→ Short exercise: Output the data below in full, character for character.

A run of records:

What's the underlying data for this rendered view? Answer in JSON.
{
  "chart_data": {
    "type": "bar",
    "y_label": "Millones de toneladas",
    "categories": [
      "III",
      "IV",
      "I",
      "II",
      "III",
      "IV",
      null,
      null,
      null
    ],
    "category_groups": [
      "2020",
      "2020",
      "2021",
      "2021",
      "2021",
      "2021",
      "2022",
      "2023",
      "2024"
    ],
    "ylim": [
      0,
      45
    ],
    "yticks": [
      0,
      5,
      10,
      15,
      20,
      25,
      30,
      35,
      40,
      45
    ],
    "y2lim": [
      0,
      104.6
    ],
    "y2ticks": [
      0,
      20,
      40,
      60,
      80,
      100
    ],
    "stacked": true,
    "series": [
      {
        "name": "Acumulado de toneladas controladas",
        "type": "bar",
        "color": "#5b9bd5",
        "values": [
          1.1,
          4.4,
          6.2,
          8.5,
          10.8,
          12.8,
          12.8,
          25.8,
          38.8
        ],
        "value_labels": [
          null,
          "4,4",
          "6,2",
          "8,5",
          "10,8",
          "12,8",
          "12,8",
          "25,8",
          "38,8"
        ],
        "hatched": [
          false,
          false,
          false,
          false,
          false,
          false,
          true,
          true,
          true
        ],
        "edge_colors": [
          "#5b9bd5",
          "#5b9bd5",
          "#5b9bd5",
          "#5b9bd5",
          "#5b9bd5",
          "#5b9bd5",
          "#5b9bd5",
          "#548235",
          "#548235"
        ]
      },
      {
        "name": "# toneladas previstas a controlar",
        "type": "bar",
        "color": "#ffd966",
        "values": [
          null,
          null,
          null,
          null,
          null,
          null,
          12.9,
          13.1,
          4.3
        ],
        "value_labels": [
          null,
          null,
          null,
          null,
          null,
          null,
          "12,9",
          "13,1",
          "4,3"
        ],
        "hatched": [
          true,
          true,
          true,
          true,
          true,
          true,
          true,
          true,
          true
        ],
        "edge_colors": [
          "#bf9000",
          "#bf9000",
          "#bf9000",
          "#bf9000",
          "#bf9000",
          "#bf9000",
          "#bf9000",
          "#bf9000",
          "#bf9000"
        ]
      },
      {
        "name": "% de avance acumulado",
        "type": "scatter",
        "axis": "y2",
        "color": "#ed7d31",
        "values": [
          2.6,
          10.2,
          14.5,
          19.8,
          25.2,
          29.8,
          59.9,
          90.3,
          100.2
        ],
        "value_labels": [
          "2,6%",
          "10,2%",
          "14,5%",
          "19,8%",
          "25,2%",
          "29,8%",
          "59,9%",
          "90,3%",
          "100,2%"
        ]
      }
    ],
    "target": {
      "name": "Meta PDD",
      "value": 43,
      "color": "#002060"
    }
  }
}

→ Exercise result:
What's the underlying data for this rendered view? Answer in JSON.
{
  "chart_data": {
    "type": "bar",
    "y_label": "Millones de toneladas",
    "categories": [
      "III",
      "IV",
      "I",
      "II",
      "III",
      "IV",
      null,
      null,
      null
    ],
    "category_groups": [
      "2020",
      "2020",
      "2021",
      "2021",
      "2021",
      "2021",
      "2022",
      "2023",
      "2024"
    ],
    "ylim": [
      0,
      45
    ],
    "yticks": [
      0,
      5,
      10,
      15,
      20,
      25,
      30,
      35,
      40,
      45
    ],
    "y2lim": [
      0,
      104.6
    ],
    "y2ticks": [
      0,
      20,
      40,
      60,
      80,
      100
    ],
    "stacked": true,
    "series": [
      {
        "name": "Acumulado de toneladas controladas",
        "type": "bar",
        "color": "#5b9bd5",
        "values": [
          1.1,
          4.4,
          6.2,
          8.5,
          10.8,
          12.8,
          12.8,
          25.8,
          38.8
        ],
        "value_labels": [
          null,
          "4,4",
          "6,2",
          "8,5",
          "10,8",
          "12,8",
          "12,8",
          "25,8",
          "38,8"
        ],
        "hatched": [
          false,
          false,
          false,
          false,
          false,
          false,
          true,
          true,
          true
        ],
        "edge_colors": [
          "#5b9bd5",
          "#5b9bd5",
          "#5b9bd5",
          "#5b9bd5",
          "#5b9bd5",
          "#5b9bd5",
          "#5b9bd5",
          "#548235",
          "#548235"
        ]
      },
      {
        "name": "# toneladas previstas a controlar",
        "type": "bar",
        "color": "#ffd966",
        "values": [
          null,
          null,
          null,
          null,
          null,
          null,
          12.9,
          13.1,
          4.3
        ],
        "value_labels": [
          null,
          null,
          null,
          null,
          null,
          null,
          "12,9",
          "13,1",
          "4,3"
        ],
        "hatched": [
          true,
          true,
          true,
          true,
          true,
          true,
          true,
          true,
          true
        ],
        "edge_colors": [
          "#bf9000",
          "#bf9000",
          "#bf9000",
          "#bf9000",
          "#bf9000",
          "#bf9000",
          "#bf9000",
          "#bf9000",
          "#bf9000"
        ]
      },
      {
        "name": "% de avance acumulado",
        "type": "scatter",
        "axis": "y2",
        "color": "#ed7d31",
        "values": [
          2.6,
          10.2,
          14.5,
          19.8,
          25.2,
          29.8,
          59.9,
          90.3,
          100.2
        ],
        "value_labels": [
          "2,6%",
          "10,2%",
          "14,5%",
          "19,8%",
          "25,2%",
          "29,8%",
          "59,9%",
          "90,3%",
          "100,2%"
        ]
      }
    ],
    "target": {
      "name": "Meta PDD",
      "value": 43,
      "color": "#002060"
    }
  }
}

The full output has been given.